Short problem: All of the data needs to be repeated exactly.

── Records supplied ──

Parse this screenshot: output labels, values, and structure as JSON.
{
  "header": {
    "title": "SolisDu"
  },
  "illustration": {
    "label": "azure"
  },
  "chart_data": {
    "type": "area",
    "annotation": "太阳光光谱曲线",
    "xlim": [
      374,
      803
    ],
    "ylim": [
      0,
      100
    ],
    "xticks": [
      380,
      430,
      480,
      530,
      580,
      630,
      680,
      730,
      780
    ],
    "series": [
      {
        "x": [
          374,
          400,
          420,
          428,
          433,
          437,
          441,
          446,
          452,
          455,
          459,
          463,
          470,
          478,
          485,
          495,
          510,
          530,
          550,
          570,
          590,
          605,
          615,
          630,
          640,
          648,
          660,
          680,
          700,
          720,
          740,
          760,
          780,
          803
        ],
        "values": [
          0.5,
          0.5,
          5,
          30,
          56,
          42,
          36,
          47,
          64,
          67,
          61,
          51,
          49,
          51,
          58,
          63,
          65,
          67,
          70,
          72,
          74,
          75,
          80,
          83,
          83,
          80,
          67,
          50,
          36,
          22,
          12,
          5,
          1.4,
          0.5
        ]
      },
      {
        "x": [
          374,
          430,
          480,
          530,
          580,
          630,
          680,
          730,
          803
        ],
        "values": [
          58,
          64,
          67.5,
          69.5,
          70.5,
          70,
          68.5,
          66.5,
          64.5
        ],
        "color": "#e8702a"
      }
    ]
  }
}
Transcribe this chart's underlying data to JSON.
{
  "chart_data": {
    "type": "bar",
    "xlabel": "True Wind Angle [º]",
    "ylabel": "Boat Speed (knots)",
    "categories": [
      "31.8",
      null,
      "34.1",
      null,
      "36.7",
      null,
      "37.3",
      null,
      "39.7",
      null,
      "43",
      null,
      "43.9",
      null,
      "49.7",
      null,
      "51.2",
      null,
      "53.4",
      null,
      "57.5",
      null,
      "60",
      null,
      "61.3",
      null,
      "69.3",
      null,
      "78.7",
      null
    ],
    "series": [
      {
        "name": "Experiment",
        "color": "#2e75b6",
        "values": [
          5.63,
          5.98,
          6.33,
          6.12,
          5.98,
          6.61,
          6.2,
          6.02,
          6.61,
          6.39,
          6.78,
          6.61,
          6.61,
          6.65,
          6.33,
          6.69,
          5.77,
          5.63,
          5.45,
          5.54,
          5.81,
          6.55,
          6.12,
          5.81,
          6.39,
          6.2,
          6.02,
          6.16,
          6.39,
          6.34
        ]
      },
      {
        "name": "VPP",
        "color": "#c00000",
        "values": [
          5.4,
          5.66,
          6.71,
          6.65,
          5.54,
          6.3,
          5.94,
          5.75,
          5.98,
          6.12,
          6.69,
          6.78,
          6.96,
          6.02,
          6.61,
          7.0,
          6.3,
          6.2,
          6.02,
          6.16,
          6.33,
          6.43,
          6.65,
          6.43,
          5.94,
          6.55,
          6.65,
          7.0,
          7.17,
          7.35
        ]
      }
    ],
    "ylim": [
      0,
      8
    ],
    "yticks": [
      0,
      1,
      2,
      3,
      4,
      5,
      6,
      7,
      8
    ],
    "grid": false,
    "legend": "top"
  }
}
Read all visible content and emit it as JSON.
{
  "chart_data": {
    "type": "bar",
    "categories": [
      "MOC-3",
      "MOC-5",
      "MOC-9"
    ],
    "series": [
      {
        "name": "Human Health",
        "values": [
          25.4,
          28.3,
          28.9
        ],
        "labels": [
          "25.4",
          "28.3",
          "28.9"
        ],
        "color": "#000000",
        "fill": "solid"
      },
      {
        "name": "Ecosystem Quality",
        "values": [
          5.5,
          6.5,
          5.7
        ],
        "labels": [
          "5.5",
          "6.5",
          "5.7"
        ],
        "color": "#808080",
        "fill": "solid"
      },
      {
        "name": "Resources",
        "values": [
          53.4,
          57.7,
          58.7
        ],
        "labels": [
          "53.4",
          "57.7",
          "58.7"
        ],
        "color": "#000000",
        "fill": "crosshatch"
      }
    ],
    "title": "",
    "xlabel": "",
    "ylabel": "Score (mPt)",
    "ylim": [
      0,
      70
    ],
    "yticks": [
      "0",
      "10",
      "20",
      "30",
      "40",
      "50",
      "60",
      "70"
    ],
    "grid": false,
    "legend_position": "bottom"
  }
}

───

Response:
Parse this screenshot: output labels, values, and structure as JSON.
{
  "header": {
    "title": "SolisDu"
  },
  "illustration": {
    "label": "azure"
  },
  "chart_data": {
    "type": "area",
    "annotation": "太阳光光谱曲线",
    "xlim": [
      374,
      803
    ],
    "ylim": [
      0,
      100
    ],
    "xticks": [
      380,
      430,
      480,
      530,
      580,
      630,
      680,
      730,
      780
    ],
    "series": [
      {
        "x": [
          374,
          400,
          420,
          428,
          433,
          437,
          441,
          446,
          452,
          455,
          459,
          463,
          470,
          478,
          485,
          495,
          510,
          530,
          550,
          570,
          590,
          605,
          615,
          630,
          640,
          648,
          660,
          680,
          700,
          720,
          740,
          760,
          780,
          803
        ],
        "values": [
          0.5,
          0.5,
          5,
          30,
          56,
          42,
          36,
          47,
          64,
          67,
          61,
          51,
          49,
          51,
          58,
          63,
          65,
          67,
          70,
          72,
          74,
          75,
          80,
          83,
          83,
          80,
          67,
          50,
          36,
          22,
          12,
          5,
          1.4,
          0.5
        ]
      },
      {
        "x": [
          374,
          430,
          480,
          530,
          580,
          630,
          680,
          730,
          803
        ],
        "values": [
          58,
          64,
          67.5,
          69.5,
          70.5,
          70,
          68.5,
          66.5,
          64.5
        ],
        "color": "#e8702a"
      }
    ]
  }
}
Transcribe this chart's underlying data to JSON.
{
  "chart_data": {
    "type": "bar",
    "xlabel": "True Wind Angle [º]",
    "ylabel": "Boat Speed (knots)",
    "categories": [
      "31.8",
      null,
      "34.1",
      null,
      "36.7",
      null,
      "37.3",
      null,
      "39.7",
      null,
      "43",
      null,
      "43.9",
      null,
      "49.7",
      null,
      "51.2",
      null,
      "53.4",
      null,
      "57.5",
      null,
      "60",
      null,
      "61.3",
      null,
      "69.3",
      null,
      "78.7",
      null
    ],
    "series": [
      {
        "name": "Experiment",
        "color": "#2e75b6",
        "values": [
          5.63,
          5.98,
          6.33,
          6.12,
          5.98,
          6.61,
          6.2,
          6.02,
          6.61,
          6.39,
          6.78,
          6.61,
          6.61,
          6.65,
          6.33,
          6.69,
          5.77,
          5.63,
          5.45,
          5.54,
          5.81,
          6.55,
          6.12,
          5.81,
          6.39,
          6.2,
          6.02,
          6.16,
          6.39,
          6.34
        ]
      },
      {
        "name": "VPP",
        "color": "#c00000",
        "values": [
          5.4,
          5.66,
          6.71,
          6.65,
          5.54,
          6.3,
          5.94,
          5.75,
          5.98,
          6.12,
          6.69,
          6.78,
          6.96,
          6.02,
          6.61,
          7.0,
          6.3,
          6.2,
          6.02,
          6.16,
          6.33,
          6.43,
          6.65,
          6.43,
          5.94,
          6.55,
          6.65,
          7.0,
          7.17,
          7.35
        ]
      }
    ],
    "ylim": [
      0,
      8
    ],
    "yticks": [
      0,
      1,
      2,
      3,
      4,
      5,
      6,
      7,
      8
    ],
    "grid": false,
    "legend": "top"
  }
}
Read all visible content and emit it as JSON.
{
  "chart_data": {
    "type": "bar",
    "categories": [
      "MOC-3",
      "MOC-5",
      "MOC-9"
    ],
    "series": [
      {
        "name": "Human Health",
        "values": [
          25.4,
          28.3,
          28.9
        ],
        "labels": [
          "25.4",
          "28.3",
          "28.9"
        ],
        "color": "#000000",
        "fill": "solid"
      },
      {
        "name": "Ecosystem Quality",
        "values": [
          5.5,
          6.5,
          5.7
        ],
        "labels": [
          "5.5",
          "6.5",
          "5.7"
        ],
        "color": "#808080",
        "fill": "solid"
      },
      {
        "name": "Resources",
        "values": [
          53.4,
          57.7,
          58.7
        ],
        "labels": [
          "53.4",
          "57.7",
          "58.7"
        ],
        "color": "#000000",
        "fill": "crosshatch"
      }
    ],
    "title": "",
    "xlabel": "",
    "ylabel": "Score (mPt)",
    "ylim": [
      0,
      70
    ],
    "yticks": [
      "0",
      "10",
      "20",
      "30",
      "40",
      "50",
      "60",
      "70"
    ],
    "grid": false,
    "legend_position": "bottom"
  }
}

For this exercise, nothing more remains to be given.